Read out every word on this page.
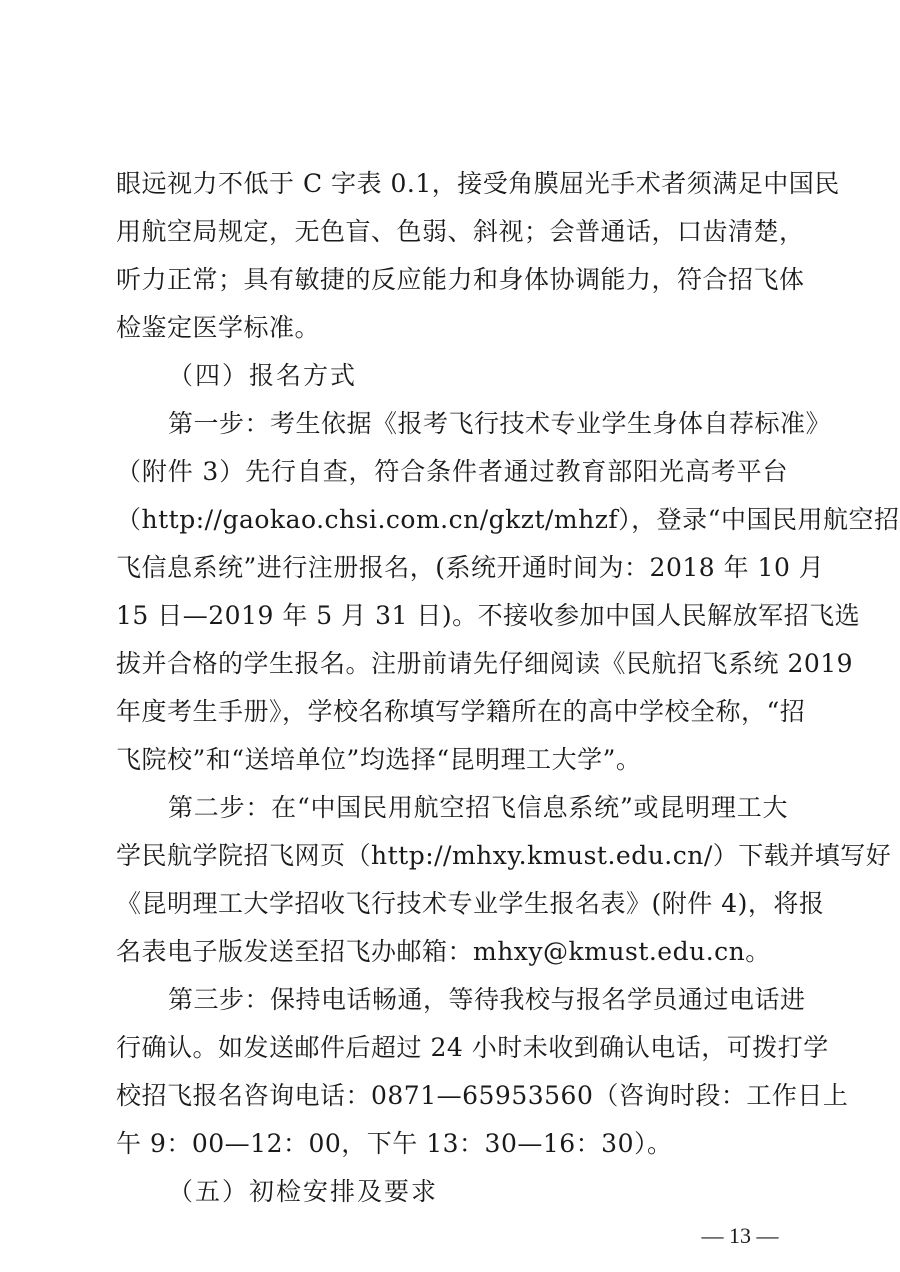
眼远视力不低于 C 字表 0.1，接受角膜屈光手术者须满足中国民
用航空局规定，无色盲、色弱、斜视；会普通话，口齿清楚，
听力正常；具有敏捷的反应能力和身体协调能力，符合招飞体
检鉴定医学标准。
（四）报名方式
第一步：考生依据《报考飞行技术专业学生身体自荐标准》
（附件 3）先行自查，符合条件者通过教育部阳光高考平台
（http://gaokao.chsi.com.cn/gkzt/mhzf），登录“中国民用航空招
飞信息系统”进行注册报名，(系统开通时间为：2018 年 10 月
15 日—2019 年 5 月 31 日)。不接收参加中国人民解放军招飞选
拔并合格的学生报名。注册前请先仔细阅读《民航招飞系统 2019
年度考生手册》，学校名称填写学籍所在的高中学校全称，“招
飞院校”和“送培单位”均选择“昆明理工大学”。
第二步：在“中国民用航空招飞信息系统”或昆明理工大
学民航学院招飞网页（http://mhxy.kmust.edu.cn/）下载并填写好
《昆明理工大学招收飞行技术专业学生报名表》(附件 4)，将报
名表电子版发送至招飞办邮箱：mhxy@kmust.edu.cn。
第三步：保持电话畅通，等待我校与报名学员通过电话进
行确认。如发送邮件后超过 24 小时未收到确认电话，可拨打学
校招飞报名咨询电话：0871—65953560（咨询时段：工作日上
午 9：00—12：00，下午 13：30—16：30）。
（五）初检安排及要求
— 13 —
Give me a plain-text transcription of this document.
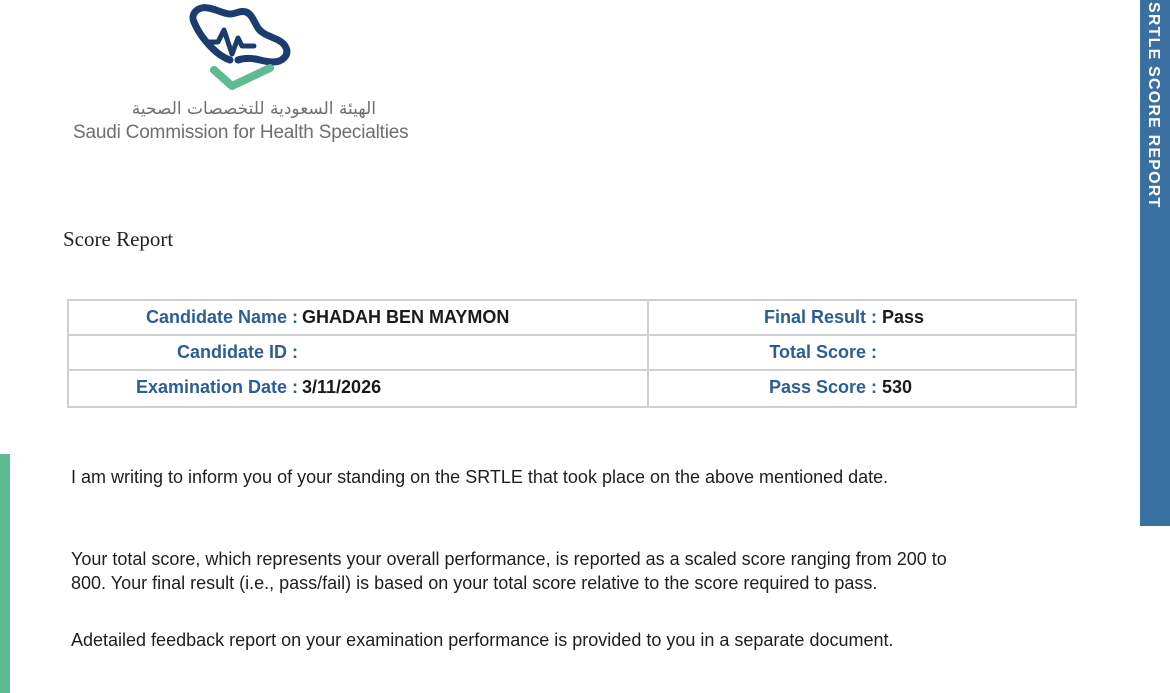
الهيئة السعودية للتخصصات الصحية
Saudi Commission for Health Specialties	SRTLE SCORE REPORT
Score Report
Candidate Name : GHADAH BEN MAYMON	Final Result : Pass
Candidate ID :	Total Score :
Examination Date : 3/11/2026	Pass Score : 530
I am writing to inform you of your standing on the SRTLE that took place on the above mentioned date.
Your total score, which represents your overall performance, is reported as a scaled score ranging from 200 to
800. Your final result (i.e., pass/fail) is based on your total score relative to the score required to pass.
Adetailed feedback report on your examination performance is provided to you in a separate document.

━━━━━━━━━━━━━━━━━━━━━━━━━━━━━━

Written exercise: Identify every line holding the word "Candidate" and copy it out.

Task response:
Candidate Name : GHADAH BEN MAYMON	Final Result : Pass
Candidate ID :	Total Score :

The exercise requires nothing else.